Direction — Copy the following rows word for word, everything from the line containing "sidebar-item-label: 财务报表 —" down to the line containing "language-selector[interactable]: 中文（简） —", with both of those lines included.
══════════
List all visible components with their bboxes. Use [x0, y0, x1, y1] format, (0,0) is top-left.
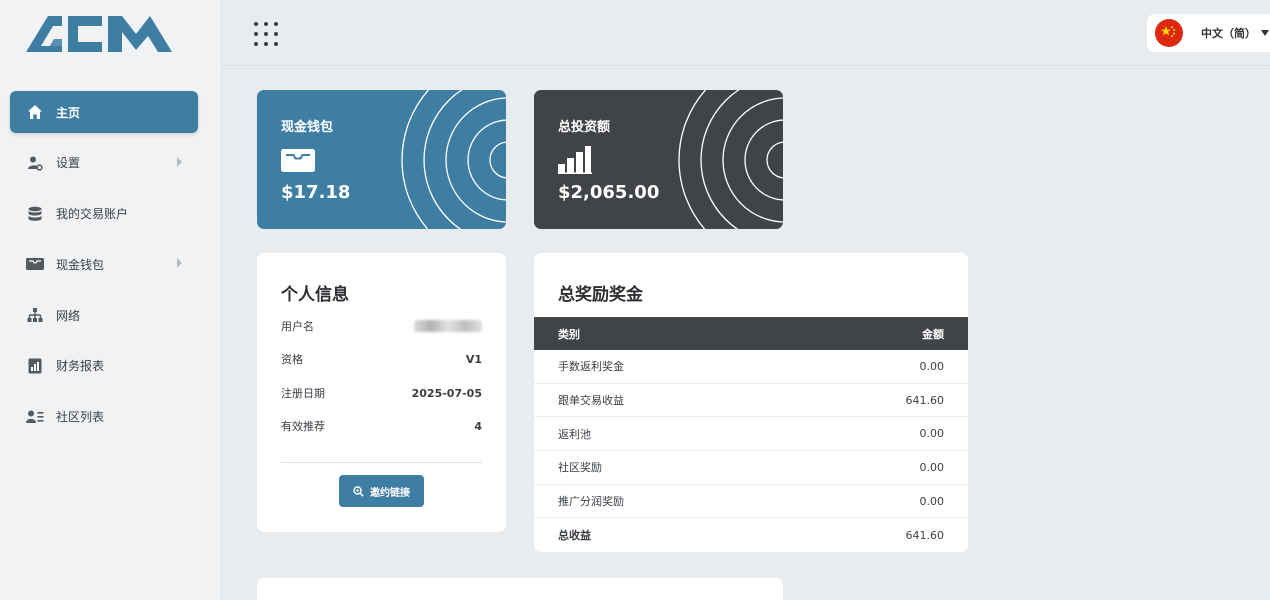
sidebar-item-label: 财务报表 — [56, 359, 105, 374]
sidebar-item-label: 网络 — [56, 308, 81, 323]
decorative-rings — [401, 90, 506, 229]
search-icon — [353, 485, 364, 497]
invite-link-button[interactable]: 邀约链接 — [339, 475, 424, 507]
info-row-valid-referrals: 有效推荐 4 — [281, 416, 482, 436]
caret-down-icon — [1261, 30, 1269, 36]
sidebar-item-label: 设置 — [56, 156, 81, 171]
row-label: 手数返利奖金 — [558, 360, 624, 374]
cash-wallet-card: 现金钱包 $17.18 — [257, 90, 506, 229]
panel-title: 总奖励奖金 — [558, 285, 643, 305]
info-label: 用户名 — [281, 320, 314, 333]
card-title: 总投资额 — [558, 120, 611, 135]
sidebar: 主页 设置 我的交易账户 现金钱包 网络 财务报表 社区列表 — [0, 0, 222, 600]
sidebar-item-network[interactable]: 网络 — [10, 294, 198, 336]
chevron-right-icon — [177, 156, 182, 167]
row-amount: 0.00 — [919, 460, 945, 474]
report-icon — [26, 357, 44, 375]
table-row: 社区奖励 0.00 — [534, 451, 968, 485]
info-value: 4 — [474, 419, 482, 433]
info-label: 资格 — [281, 353, 303, 366]
invite-button-label: 邀约链接 — [370, 487, 410, 499]
language-selector[interactable]: 中文（简） — [1147, 14, 1270, 52]
info-value: V1 — [465, 352, 482, 366]
row-label: 推广分润奖励 — [558, 495, 624, 509]
table-row: 手数返利奖金 0.00 — [534, 350, 968, 384]
card-title: 现金钱包 — [281, 120, 334, 135]
sidebar-item-community-list[interactable]: 社区列表 — [10, 396, 198, 438]
table-row: 推广分润奖励 0.00 — [534, 485, 968, 519]
panel-title: 个人信息 — [281, 285, 349, 305]
database-icon — [26, 205, 44, 223]
sidebar-item-trading-accounts[interactable]: 我的交易账户 — [10, 193, 198, 235]
column-header-type: 类别 — [558, 327, 580, 341]
contact-list-icon — [26, 408, 44, 426]
acm-logo[interactable] — [24, 14, 174, 54]
table-body: 手数返利奖金 0.00 跟单交易收益 641.60 返利池 0.00 社区奖励 … — [534, 350, 968, 552]
sidebar-item-label: 现金钱包 — [56, 257, 105, 272]
chevron-right-icon — [177, 258, 182, 269]
column-header-amount: 金额 — [922, 327, 944, 341]
top-bar: 中文（简） — [223, 0, 1270, 66]
sidebar-item-cash-wallet[interactable]: 现金钱包 — [10, 243, 198, 285]
row-label: 总收益 — [558, 529, 591, 543]
sidebar-item-label: 我的交易账户 — [56, 207, 129, 222]
wallet-icon — [26, 255, 44, 273]
grid-dots-icon[interactable] — [254, 22, 280, 48]
table-row-total: 总收益 641.60 — [534, 518, 968, 552]
sidebar-nav: 主页 设置 我的交易账户 现金钱包 网络 财务报表 社区列表 — [10, 91, 198, 447]
sidebar-item-financial-reports[interactable]: 财务报表 — [10, 345, 198, 387]
bar-chart-icon — [558, 146, 592, 174]
table-row: 跟单交易收益 641.60 — [534, 384, 968, 418]
info-value: 2025-07-05 — [411, 386, 482, 400]
table-row: 返利池 0.00 — [534, 417, 968, 452]
info-row-qualification: 资格 V1 — [281, 349, 482, 369]
wallet-icon — [281, 149, 315, 172]
info-row-register-date: 注册日期 2025-07-05 — [281, 383, 482, 403]
bottom-panel — [257, 578, 783, 600]
card-value: $17.18 — [281, 182, 351, 203]
info-label: 注册日期 — [281, 387, 325, 400]
divider — [281, 462, 482, 463]
profile-panel: 个人信息 用户名 资格 V1 注册日期 2025-07-05 有效推荐 4 邀约… — [257, 253, 506, 532]
total-investment-card: 总投资额 $2,065.00 — [534, 90, 783, 229]
language-label: 中文（简） — [1201, 27, 1256, 40]
row-label: 社区奖励 — [558, 461, 602, 475]
sidebar-item-label: 社区列表 — [56, 410, 105, 425]
row-label: 跟单交易收益 — [558, 394, 624, 408]
row-amount: 0.00 — [919, 494, 945, 508]
home-icon — [26, 103, 44, 121]
bonus-panel: 总奖励奖金 类别 金额 手数返利奖金 0.00 跟单交易收益 641.60 返利… — [534, 253, 968, 552]
row-amount: 0.00 — [919, 427, 945, 441]
network-icon — [26, 306, 44, 324]
row-amount: 0.00 — [919, 359, 945, 373]
info-row-username: 用户名 — [281, 316, 482, 336]
redacted-username — [414, 320, 482, 332]
china-flag-icon — [1155, 19, 1183, 47]
info-label: 有效推荐 — [281, 420, 325, 433]
sidebar-item-settings[interactable]: 设置 — [10, 142, 198, 184]
row-amount: 641.60 — [905, 393, 945, 407]
row-label: 返利池 — [558, 427, 591, 441]
row-amount: 641.60 — [905, 528, 945, 542]
user-gear-icon — [26, 154, 44, 172]
sidebar-item-label: 主页 — [56, 105, 81, 120]
decorative-rings — [678, 90, 783, 229]
card-value: $2,065.00 — [558, 182, 660, 203]
table-header: 类别 金额 — [534, 317, 968, 350]
sidebar-item-home[interactable]: 主页 — [10, 91, 198, 133]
══════════
Correct result —
sidebar-item-label: 财务报表 — [56, 359, 105, 374]
sidebar-item-label: 网络 — [56, 308, 81, 323]
decorative-rings — [401, 90, 506, 229]
search-icon — [353, 485, 364, 497]
invite-link-button[interactable]: 邀约链接 — [339, 475, 424, 507]
info-row-valid-referrals: 有效推荐 4 — [281, 416, 482, 436]
caret-down-icon — [1261, 30, 1269, 36]
sidebar-item-label: 设置 — [56, 156, 81, 171]
row-label: 手数返利奖金 — [558, 360, 624, 374]
cash-wallet-card: 现金钱包 $17.18 — [257, 90, 506, 229]
panel-title: 总奖励奖金 — [558, 285, 643, 305]
info-label: 用户名 — [281, 320, 314, 333]
card-title: 总投资额 — [558, 120, 611, 135]
sidebar: 主页 设置 我的交易账户 现金钱包 网络 财务报表 社区列表 — [0, 0, 222, 600]
sidebar-item-network[interactable]: 网络 — [10, 294, 198, 336]
chevron-right-icon — [177, 156, 182, 167]
row-amount: 0.00 — [919, 460, 945, 474]
report-icon — [26, 357, 44, 375]
table-row: 社区奖励 0.00 — [534, 451, 968, 485]
info-value: 4 — [474, 419, 482, 433]
info-label: 资格 — [281, 353, 303, 366]
invite-button-label: 邀约链接 — [370, 487, 410, 499]
language-selector[interactable]: 中文（简） — [1147, 14, 1270, 52]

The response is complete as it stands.